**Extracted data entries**
━━━━━━━━━━━━━━━━━━━━
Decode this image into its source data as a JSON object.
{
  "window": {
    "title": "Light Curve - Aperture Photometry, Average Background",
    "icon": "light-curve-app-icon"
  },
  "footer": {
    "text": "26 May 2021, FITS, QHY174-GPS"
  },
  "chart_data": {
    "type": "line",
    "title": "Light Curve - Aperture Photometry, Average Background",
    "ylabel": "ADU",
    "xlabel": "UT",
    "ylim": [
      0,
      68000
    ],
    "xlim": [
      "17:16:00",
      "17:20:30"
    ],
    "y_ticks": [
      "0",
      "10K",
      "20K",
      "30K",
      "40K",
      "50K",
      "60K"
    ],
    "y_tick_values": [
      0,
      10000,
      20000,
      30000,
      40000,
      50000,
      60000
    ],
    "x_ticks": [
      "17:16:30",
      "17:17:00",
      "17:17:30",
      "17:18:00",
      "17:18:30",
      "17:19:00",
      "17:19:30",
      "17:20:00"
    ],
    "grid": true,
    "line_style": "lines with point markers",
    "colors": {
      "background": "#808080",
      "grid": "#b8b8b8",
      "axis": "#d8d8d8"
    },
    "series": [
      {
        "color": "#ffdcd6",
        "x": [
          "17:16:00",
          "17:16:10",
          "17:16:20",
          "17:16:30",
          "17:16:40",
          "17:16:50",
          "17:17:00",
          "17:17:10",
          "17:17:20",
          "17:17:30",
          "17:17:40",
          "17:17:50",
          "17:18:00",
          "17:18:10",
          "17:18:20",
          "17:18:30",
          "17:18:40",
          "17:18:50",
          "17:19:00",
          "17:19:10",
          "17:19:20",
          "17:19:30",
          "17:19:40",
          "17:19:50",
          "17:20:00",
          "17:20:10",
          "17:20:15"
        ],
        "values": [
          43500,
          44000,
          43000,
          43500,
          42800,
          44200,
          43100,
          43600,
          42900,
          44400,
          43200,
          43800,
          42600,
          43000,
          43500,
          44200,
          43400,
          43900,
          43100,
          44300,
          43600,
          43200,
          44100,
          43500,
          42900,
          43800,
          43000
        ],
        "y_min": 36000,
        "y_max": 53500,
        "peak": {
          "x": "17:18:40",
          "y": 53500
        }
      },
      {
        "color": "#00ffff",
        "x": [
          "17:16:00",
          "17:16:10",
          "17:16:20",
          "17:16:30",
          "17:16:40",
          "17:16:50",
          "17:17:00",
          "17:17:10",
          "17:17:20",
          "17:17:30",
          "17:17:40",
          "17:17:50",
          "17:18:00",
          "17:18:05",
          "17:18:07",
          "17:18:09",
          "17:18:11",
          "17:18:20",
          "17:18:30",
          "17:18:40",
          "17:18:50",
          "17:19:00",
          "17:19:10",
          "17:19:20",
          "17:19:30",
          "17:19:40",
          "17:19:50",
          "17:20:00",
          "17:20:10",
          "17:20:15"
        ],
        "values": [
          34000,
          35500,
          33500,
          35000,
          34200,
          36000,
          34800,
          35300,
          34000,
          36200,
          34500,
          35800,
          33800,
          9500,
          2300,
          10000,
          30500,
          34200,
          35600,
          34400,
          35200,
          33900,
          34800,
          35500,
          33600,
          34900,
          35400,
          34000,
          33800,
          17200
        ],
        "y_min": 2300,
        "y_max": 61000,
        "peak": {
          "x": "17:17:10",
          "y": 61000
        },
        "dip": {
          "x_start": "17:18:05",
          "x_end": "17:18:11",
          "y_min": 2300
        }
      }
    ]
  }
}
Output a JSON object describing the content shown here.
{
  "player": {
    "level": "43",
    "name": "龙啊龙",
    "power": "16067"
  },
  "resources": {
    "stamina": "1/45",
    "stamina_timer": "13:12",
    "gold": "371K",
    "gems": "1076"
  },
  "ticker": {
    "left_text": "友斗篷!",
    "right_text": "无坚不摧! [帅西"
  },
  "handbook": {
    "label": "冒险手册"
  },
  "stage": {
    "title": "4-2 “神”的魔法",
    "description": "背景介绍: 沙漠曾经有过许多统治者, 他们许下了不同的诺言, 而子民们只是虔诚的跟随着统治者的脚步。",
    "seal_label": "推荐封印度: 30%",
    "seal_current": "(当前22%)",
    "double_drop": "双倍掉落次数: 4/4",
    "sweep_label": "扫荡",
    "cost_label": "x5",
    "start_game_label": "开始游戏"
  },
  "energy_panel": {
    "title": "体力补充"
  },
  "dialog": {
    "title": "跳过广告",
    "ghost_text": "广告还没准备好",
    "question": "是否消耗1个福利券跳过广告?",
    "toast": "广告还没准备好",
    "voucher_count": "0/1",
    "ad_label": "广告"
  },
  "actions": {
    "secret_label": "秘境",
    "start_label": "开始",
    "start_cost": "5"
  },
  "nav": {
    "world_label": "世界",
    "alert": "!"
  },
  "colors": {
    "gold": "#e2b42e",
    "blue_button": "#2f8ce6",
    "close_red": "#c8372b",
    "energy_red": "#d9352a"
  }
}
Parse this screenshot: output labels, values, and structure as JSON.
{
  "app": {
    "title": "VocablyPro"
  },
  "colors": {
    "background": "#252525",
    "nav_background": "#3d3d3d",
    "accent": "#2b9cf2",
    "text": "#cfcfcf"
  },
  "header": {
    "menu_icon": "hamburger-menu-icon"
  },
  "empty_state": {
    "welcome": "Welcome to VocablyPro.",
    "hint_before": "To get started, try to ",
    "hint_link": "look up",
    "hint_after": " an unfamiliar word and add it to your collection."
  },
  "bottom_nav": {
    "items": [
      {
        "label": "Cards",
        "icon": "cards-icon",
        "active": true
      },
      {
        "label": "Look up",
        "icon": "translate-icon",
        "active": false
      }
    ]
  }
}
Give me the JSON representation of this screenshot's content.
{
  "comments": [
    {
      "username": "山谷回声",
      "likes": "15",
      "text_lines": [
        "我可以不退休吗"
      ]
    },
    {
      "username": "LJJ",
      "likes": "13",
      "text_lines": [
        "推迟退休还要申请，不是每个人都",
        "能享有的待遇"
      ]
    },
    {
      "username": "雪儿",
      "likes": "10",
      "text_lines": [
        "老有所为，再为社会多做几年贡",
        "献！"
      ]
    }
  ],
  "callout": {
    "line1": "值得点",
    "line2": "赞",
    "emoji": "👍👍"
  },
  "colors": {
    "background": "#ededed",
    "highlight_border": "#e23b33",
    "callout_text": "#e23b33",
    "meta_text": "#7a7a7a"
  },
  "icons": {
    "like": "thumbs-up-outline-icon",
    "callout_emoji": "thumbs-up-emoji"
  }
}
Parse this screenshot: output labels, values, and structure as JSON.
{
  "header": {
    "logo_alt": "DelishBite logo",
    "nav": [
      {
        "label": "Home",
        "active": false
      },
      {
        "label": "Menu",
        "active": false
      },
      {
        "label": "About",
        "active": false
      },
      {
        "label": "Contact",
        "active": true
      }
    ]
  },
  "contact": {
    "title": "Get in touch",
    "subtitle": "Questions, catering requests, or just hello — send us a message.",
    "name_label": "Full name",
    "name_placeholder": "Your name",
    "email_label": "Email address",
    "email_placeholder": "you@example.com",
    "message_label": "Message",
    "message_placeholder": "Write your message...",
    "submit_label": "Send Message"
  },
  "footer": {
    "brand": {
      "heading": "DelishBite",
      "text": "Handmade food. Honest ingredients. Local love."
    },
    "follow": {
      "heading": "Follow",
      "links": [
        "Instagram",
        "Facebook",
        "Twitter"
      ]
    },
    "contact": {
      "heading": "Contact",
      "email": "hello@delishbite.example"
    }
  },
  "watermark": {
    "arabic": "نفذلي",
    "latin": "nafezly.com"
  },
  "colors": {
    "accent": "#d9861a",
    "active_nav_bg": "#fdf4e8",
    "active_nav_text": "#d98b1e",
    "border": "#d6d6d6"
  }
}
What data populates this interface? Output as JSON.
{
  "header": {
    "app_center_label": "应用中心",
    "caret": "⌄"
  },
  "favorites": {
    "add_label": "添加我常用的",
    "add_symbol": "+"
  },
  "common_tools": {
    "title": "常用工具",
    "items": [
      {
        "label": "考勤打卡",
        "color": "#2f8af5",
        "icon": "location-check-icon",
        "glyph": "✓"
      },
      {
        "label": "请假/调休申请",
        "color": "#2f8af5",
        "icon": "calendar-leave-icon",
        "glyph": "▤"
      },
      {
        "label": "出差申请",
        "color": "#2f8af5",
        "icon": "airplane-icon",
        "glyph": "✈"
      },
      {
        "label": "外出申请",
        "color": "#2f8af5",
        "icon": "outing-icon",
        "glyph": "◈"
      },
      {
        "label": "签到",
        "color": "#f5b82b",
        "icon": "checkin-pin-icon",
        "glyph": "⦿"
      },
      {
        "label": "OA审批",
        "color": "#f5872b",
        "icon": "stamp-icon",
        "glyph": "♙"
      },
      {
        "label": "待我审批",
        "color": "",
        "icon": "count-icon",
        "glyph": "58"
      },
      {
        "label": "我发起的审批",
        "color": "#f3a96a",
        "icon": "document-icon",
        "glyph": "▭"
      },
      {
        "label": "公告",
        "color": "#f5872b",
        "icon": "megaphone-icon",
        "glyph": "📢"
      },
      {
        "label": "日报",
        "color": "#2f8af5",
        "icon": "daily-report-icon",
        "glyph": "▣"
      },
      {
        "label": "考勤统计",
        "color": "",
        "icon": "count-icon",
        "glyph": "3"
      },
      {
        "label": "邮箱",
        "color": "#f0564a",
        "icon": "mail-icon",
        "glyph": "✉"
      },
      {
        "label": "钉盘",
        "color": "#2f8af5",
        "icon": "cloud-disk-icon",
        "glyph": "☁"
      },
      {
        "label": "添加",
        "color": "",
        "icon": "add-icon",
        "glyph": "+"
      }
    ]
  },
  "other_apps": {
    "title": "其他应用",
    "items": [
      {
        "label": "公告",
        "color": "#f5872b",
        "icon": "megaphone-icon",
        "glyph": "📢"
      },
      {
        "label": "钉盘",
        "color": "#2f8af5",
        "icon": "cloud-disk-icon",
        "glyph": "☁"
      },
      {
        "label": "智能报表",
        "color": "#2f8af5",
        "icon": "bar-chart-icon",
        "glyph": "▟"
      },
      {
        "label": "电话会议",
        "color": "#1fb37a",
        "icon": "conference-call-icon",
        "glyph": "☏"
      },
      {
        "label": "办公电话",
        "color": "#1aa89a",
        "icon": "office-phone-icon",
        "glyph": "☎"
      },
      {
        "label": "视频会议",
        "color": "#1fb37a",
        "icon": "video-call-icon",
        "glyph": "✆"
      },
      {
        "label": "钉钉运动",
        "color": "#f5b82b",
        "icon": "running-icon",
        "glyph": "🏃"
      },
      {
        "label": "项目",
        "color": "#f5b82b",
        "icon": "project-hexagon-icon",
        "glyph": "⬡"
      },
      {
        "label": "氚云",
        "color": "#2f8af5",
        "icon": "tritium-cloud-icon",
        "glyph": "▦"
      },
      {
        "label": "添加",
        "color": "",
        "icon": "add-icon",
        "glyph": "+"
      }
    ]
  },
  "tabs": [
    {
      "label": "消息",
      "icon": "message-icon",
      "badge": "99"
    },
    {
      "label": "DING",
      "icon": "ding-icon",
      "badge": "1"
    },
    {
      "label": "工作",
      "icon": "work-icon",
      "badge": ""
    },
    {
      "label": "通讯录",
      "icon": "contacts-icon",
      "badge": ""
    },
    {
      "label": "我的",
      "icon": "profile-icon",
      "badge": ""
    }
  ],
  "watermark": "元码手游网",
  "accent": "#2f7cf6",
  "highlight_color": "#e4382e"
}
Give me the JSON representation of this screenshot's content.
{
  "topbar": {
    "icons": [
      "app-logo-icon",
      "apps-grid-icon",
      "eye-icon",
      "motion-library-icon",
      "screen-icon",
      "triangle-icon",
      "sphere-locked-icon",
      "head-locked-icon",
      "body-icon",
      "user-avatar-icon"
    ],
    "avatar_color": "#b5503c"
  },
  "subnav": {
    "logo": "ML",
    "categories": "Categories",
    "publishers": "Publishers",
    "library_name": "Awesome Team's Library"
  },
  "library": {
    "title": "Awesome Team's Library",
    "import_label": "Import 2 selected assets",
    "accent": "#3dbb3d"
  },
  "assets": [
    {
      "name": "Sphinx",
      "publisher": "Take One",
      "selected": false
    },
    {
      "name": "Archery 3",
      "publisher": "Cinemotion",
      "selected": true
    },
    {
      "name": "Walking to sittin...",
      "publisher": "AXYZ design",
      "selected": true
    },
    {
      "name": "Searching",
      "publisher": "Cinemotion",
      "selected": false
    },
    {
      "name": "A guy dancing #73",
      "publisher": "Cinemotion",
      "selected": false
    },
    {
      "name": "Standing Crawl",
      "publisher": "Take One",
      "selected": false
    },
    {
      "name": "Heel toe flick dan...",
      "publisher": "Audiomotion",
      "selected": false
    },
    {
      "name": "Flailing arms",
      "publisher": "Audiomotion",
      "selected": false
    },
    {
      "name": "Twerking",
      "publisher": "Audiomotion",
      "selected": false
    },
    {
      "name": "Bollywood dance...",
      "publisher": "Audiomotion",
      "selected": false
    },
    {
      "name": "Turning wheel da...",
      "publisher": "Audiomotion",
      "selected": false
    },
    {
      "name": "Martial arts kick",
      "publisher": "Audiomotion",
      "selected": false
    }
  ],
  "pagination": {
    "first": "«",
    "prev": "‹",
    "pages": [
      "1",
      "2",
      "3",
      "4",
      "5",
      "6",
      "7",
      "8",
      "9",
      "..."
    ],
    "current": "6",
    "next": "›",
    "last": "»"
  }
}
━━━━━━━━━━━━━━━━━━━━
**The task**
Within the listing above, find every line containing the string "example" and return it.

**Answer to this exercise**
    "email_placeholder": "you@example.com",
      "email": "hello@delishbite.example"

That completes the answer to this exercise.